(Rows from a dataset)
* Begin *

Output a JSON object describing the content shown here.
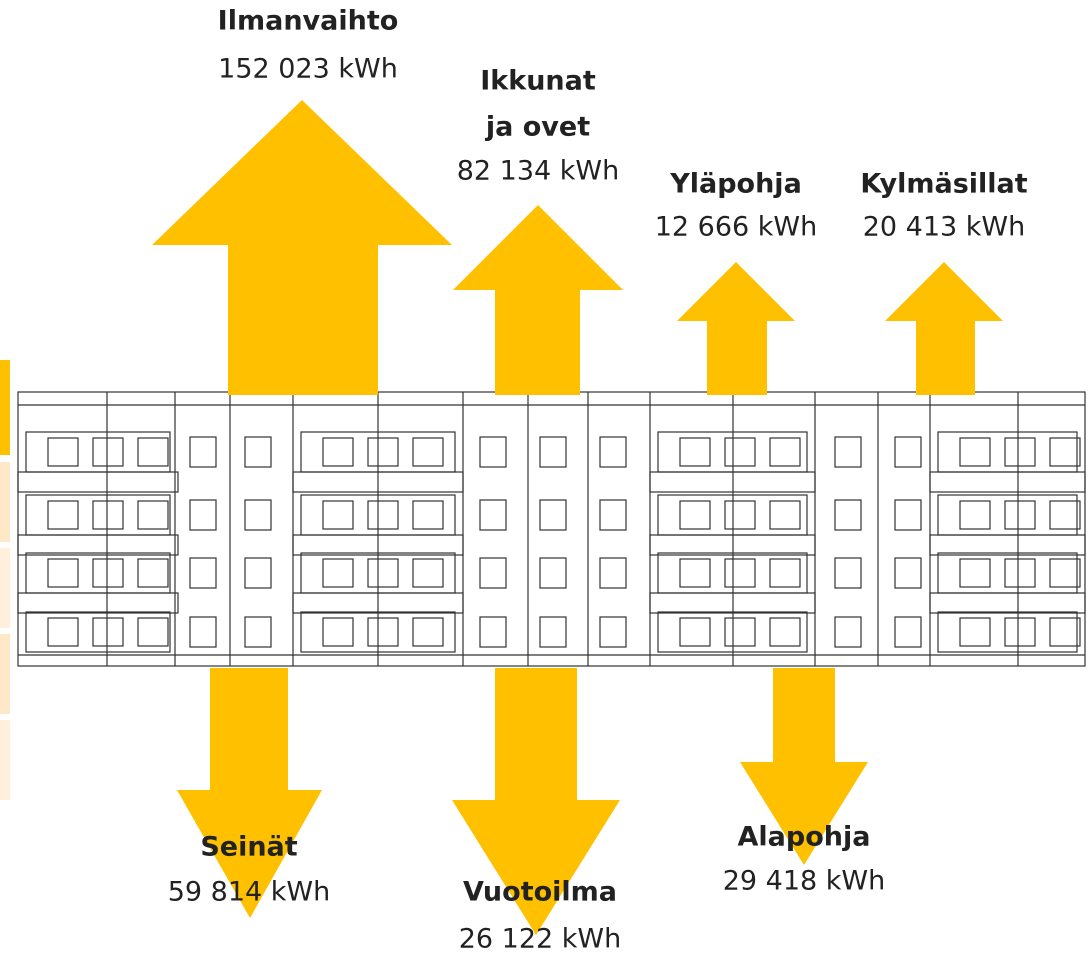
{
  "nodes": [
    {
      "label": [
        "Ilmanvaihto"
      ],
      "value": "152 023 kWh"
    },
    {
      "label": [
        "Ikkunat",
        "ja ovet"
      ],
      "value": "82 134 kWh"
    },
    {
      "label": [
        "Yläpohja"
      ],
      "value": "12 666 kWh"
    },
    {
      "label": [
        "Kylmäsillat"
      ],
      "value": "20 413 kWh"
    },
    {
      "label": [
        "Seinät"
      ],
      "value": "59 814 kWh"
    },
    {
      "label": [
        "Vuotoilma"
      ],
      "value": "26 122 kWh"
    },
    {
      "label": [
        "Alapohja"
      ],
      "value": "29 418 kWh"
    }
  ]
}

* End *

*EXERCISE AIM*:
Search the lines for the word "value" and report how many contain it, by number only.

*ANSWER IN FULL*:
7